■ WORK TO COMPLETE
Report the number of lines in these entries that contain "type". Write only the number.

■ PROVIDED MATERIAL
'''

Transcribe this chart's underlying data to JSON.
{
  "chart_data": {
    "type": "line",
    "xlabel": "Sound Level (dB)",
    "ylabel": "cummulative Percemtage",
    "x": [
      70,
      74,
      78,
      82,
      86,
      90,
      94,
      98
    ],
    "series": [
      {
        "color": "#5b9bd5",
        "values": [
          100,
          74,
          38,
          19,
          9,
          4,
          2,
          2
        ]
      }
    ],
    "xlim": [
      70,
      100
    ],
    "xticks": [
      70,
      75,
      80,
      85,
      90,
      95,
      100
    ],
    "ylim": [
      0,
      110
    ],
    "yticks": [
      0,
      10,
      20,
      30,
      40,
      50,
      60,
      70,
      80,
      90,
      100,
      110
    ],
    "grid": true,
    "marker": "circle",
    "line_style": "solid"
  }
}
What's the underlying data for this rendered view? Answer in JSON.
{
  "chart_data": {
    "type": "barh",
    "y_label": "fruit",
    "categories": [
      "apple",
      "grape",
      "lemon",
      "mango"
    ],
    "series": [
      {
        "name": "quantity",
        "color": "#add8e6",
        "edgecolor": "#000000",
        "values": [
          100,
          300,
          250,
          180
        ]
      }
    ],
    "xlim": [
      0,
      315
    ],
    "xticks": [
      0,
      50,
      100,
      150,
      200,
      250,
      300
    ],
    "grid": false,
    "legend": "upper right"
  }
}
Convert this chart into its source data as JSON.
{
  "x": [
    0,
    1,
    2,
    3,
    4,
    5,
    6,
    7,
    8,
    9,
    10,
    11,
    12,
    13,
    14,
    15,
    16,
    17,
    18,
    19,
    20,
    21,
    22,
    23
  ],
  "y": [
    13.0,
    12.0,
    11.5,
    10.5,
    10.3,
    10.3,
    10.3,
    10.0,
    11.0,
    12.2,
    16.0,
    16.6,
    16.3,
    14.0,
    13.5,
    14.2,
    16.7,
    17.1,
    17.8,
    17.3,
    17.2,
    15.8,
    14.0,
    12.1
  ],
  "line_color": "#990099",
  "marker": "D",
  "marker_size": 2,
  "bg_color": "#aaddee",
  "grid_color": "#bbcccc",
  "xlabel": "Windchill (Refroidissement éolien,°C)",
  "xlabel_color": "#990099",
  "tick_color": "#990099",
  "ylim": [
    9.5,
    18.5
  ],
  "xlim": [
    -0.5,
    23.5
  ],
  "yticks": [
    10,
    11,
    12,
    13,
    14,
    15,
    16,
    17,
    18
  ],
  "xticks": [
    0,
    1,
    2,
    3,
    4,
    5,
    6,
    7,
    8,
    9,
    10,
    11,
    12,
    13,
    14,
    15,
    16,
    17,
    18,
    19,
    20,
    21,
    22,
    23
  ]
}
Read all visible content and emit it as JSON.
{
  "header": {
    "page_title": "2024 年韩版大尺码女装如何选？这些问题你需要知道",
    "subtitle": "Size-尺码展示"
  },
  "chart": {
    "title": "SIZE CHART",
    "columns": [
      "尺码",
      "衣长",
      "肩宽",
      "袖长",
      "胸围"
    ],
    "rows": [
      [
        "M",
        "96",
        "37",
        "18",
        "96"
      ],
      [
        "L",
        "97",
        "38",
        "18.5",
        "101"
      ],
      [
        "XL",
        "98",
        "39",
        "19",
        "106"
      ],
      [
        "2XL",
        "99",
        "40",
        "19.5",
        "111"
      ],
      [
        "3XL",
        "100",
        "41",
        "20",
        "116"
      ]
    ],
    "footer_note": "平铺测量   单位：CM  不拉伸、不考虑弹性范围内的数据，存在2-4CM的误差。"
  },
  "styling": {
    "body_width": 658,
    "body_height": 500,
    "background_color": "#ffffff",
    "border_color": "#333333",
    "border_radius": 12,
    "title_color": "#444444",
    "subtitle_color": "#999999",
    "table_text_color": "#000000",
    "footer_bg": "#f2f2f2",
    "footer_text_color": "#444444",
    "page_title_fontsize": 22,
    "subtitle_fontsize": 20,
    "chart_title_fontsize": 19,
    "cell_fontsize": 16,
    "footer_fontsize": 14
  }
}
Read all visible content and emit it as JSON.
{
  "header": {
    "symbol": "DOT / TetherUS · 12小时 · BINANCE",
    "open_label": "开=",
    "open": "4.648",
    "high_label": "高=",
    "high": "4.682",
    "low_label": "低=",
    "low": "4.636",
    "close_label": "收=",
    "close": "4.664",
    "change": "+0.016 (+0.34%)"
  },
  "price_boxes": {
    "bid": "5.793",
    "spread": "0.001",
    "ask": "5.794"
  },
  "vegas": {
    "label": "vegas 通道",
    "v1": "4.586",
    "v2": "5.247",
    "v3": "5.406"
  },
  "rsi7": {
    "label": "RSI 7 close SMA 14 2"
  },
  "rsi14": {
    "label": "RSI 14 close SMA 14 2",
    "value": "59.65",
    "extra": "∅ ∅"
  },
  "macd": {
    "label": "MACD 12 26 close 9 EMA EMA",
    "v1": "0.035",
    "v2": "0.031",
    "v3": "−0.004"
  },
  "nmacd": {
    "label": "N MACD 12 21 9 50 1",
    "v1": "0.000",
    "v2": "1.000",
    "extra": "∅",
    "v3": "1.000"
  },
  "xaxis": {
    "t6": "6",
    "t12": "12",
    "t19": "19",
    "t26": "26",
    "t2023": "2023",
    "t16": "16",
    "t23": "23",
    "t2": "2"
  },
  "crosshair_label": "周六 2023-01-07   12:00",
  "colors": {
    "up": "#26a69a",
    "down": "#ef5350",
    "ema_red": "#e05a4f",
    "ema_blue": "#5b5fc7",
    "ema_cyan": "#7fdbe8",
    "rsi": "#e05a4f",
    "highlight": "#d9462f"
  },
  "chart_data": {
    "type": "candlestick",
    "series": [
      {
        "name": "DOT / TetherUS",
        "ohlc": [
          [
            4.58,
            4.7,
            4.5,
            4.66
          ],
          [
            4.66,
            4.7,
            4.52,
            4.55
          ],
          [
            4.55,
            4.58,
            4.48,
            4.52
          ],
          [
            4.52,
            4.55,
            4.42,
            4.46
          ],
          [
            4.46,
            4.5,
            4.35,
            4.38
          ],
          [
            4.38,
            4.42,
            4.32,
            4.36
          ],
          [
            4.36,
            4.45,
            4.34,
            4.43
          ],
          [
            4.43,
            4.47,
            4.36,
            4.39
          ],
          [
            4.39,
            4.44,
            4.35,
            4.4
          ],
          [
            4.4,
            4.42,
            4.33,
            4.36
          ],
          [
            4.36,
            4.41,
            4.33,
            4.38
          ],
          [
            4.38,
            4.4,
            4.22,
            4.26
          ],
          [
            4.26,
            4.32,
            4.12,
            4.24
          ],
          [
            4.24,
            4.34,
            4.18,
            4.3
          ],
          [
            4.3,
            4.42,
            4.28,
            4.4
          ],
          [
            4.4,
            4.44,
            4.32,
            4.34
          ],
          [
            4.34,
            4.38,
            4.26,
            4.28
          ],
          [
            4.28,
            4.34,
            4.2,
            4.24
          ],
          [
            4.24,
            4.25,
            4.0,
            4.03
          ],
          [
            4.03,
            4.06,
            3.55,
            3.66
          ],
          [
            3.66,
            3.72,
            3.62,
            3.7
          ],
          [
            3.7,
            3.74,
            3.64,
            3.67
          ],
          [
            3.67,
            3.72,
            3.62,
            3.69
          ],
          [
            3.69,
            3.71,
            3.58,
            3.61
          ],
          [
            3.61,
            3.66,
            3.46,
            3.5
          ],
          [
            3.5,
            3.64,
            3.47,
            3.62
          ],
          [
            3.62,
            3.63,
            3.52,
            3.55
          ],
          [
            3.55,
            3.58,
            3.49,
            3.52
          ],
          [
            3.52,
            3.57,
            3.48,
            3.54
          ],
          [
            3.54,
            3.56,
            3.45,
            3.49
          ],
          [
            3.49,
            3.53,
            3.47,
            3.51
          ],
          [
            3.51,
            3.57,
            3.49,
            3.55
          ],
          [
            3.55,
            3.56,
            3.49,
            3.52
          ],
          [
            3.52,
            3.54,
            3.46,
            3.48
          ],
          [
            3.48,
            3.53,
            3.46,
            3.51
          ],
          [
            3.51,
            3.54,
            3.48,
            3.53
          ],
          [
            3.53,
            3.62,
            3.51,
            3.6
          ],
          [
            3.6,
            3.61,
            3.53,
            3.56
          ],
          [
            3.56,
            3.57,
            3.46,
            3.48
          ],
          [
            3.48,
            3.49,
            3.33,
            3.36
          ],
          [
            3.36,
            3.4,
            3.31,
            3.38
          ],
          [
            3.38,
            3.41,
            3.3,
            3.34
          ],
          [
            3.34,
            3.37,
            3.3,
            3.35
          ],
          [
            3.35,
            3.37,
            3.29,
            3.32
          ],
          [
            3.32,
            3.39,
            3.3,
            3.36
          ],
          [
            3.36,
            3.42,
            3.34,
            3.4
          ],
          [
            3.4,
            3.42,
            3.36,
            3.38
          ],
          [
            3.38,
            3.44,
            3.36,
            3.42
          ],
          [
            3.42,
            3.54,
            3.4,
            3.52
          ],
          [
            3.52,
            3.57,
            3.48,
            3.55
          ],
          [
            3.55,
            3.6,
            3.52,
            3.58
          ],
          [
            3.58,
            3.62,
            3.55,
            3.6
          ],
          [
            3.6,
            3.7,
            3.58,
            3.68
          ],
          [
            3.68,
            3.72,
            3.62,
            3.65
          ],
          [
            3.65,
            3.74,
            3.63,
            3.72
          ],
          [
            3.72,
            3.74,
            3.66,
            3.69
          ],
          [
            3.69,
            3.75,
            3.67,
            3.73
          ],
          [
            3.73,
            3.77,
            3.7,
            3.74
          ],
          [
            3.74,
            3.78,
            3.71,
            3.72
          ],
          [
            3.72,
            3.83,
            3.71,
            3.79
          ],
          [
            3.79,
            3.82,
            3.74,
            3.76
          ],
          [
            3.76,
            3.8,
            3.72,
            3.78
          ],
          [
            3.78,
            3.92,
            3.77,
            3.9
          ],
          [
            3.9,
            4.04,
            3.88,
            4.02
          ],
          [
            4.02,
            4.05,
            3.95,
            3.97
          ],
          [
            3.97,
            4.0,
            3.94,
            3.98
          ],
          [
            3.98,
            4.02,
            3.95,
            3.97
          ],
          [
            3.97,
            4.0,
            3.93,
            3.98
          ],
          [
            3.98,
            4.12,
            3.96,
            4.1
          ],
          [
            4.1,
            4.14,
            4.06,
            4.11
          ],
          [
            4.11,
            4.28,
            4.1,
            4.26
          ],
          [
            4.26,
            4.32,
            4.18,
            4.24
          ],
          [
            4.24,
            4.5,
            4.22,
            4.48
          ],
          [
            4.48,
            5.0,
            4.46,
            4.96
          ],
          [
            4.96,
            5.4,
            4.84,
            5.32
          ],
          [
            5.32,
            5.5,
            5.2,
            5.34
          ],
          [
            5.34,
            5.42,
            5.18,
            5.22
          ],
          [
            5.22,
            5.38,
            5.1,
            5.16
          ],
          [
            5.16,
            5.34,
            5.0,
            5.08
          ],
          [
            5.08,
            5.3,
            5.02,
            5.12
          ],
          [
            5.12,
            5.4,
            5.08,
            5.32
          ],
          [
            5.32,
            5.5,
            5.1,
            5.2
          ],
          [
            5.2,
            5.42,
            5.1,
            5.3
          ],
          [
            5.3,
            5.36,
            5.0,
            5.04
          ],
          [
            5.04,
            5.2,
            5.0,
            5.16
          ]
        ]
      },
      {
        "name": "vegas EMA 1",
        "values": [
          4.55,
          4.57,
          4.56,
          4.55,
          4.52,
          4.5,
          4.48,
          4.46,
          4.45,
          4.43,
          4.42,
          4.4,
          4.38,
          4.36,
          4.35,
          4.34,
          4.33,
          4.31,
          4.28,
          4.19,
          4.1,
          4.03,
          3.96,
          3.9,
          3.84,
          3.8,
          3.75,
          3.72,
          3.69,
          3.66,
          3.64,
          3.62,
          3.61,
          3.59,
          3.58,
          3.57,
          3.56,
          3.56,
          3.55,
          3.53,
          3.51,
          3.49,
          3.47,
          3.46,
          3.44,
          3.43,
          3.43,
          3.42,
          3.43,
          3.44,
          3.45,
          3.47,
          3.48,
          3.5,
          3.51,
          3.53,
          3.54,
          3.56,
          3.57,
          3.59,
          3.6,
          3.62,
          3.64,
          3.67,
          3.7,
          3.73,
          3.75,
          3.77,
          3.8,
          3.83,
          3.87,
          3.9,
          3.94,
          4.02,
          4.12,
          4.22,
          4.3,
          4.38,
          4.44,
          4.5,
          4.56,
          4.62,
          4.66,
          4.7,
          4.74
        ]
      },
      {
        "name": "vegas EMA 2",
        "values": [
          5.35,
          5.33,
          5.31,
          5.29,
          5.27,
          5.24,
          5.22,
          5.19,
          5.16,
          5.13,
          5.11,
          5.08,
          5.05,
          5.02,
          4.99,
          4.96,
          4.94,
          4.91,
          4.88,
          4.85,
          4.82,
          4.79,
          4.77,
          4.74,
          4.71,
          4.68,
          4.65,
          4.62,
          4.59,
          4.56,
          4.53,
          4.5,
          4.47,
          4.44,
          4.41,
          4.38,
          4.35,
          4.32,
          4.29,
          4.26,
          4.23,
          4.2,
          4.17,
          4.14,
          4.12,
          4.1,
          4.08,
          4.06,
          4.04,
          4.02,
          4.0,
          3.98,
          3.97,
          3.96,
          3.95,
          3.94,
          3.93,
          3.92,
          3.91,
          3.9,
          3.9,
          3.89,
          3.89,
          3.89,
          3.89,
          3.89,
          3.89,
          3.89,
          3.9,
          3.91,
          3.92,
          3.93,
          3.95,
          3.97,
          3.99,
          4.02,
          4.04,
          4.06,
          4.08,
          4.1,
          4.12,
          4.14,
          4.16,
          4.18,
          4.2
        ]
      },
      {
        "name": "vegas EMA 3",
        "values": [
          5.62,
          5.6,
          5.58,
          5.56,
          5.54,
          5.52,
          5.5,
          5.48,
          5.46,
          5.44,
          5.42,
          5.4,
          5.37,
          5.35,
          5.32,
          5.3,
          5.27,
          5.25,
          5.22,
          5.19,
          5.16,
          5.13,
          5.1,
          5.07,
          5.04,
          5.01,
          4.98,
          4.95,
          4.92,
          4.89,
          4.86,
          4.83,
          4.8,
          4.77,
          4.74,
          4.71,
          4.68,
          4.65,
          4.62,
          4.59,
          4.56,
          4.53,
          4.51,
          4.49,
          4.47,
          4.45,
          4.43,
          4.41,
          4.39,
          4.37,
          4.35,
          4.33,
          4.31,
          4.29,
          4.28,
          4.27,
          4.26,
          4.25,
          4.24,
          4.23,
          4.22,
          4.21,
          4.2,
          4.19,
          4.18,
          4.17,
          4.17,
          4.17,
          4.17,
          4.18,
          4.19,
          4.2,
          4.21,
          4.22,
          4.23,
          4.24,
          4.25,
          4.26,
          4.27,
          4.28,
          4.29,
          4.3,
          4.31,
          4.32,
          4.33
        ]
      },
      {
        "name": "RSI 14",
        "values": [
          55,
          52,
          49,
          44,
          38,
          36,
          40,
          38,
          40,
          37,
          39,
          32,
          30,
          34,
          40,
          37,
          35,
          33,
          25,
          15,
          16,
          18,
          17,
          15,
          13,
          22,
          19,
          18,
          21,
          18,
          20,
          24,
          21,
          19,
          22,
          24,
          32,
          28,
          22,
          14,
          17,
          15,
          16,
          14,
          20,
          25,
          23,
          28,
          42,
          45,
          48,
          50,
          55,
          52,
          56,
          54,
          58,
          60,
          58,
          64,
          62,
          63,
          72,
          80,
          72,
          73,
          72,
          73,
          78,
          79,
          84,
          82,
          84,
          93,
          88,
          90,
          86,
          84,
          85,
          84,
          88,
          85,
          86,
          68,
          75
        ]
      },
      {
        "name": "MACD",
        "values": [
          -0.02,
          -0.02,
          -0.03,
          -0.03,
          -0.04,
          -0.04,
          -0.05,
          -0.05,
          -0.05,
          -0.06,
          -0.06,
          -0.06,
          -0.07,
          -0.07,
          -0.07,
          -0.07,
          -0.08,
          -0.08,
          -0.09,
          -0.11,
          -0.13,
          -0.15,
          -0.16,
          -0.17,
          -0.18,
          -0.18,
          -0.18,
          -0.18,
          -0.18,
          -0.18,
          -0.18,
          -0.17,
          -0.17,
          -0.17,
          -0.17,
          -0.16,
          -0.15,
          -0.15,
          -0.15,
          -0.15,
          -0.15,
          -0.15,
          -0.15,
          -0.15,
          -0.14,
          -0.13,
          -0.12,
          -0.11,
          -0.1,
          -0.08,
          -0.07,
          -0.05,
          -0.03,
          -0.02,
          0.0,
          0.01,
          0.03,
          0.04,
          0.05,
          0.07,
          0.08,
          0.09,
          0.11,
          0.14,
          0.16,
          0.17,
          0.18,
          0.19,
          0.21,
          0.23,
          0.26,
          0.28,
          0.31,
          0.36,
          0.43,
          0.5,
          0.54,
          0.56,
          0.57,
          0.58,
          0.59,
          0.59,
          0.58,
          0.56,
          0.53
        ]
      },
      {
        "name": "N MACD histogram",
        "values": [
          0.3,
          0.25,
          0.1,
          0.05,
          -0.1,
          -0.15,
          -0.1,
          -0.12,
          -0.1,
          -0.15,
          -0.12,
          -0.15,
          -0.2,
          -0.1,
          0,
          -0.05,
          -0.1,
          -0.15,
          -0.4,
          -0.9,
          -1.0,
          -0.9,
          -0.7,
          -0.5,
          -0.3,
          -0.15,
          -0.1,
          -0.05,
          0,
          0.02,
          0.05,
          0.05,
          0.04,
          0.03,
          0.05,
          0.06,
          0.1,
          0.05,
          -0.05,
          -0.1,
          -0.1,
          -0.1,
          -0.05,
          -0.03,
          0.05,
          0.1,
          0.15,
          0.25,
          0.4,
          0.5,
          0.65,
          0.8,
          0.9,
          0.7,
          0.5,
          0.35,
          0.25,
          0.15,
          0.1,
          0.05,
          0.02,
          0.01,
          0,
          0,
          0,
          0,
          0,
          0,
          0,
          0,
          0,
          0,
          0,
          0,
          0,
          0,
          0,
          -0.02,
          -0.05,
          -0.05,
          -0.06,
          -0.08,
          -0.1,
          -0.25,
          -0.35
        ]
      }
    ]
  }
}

'''

■ PROBLEM SOLUTION
3